Extracted material:
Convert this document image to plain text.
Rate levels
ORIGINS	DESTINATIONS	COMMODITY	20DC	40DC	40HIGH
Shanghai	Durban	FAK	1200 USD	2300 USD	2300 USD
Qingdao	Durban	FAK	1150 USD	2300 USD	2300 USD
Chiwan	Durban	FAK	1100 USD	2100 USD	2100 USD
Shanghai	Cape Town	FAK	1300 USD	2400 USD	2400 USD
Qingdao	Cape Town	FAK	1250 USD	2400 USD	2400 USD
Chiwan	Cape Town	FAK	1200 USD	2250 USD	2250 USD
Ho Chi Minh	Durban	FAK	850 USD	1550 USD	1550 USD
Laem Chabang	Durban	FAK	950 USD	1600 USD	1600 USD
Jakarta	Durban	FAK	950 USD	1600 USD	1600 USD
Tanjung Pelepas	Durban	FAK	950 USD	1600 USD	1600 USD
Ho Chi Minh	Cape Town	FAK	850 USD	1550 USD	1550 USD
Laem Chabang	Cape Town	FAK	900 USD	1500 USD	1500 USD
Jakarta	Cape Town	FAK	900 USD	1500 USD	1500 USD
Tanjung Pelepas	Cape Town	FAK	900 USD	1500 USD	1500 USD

Task directions: Copy down the material exactly as written.

Solution to this problem:
Convert this document image to plain text.
Rate levels
ORIGINS	DESTINATIONS	COMMODITY	20DC	40DC	40HIGH
Shanghai	Durban	FAK	1200 USD	2300 USD	2300 USD
Qingdao	Durban	FAK	1150 USD	2300 USD	2300 USD
Chiwan	Durban	FAK	1100 USD	2100 USD	2100 USD
Shanghai	Cape Town	FAK	1300 USD	2400 USD	2400 USD
Qingdao	Cape Town	FAK	1250 USD	2400 USD	2400 USD
Chiwan	Cape Town	FAK	1200 USD	2250 USD	2250 USD
Ho Chi Minh	Durban	FAK	850 USD	1550 USD	1550 USD
Laem Chabang	Durban	FAK	950 USD	1600 USD	1600 USD
Jakarta	Durban	FAK	950 USD	1600 USD	1600 USD
Tanjung Pelepas	Durban	FAK	950 USD	1600 USD	1600 USD
Ho Chi Minh	Cape Town	FAK	850 USD	1550 USD	1550 USD
Laem Chabang	Cape Town	FAK	900 USD	1500 USD	1500 USD
Jakarta	Cape Town	FAK	900 USD	1500 USD	1500 USD
Tanjung Pelepas	Cape Town	FAK	900 USD	1500 USD	1500 USD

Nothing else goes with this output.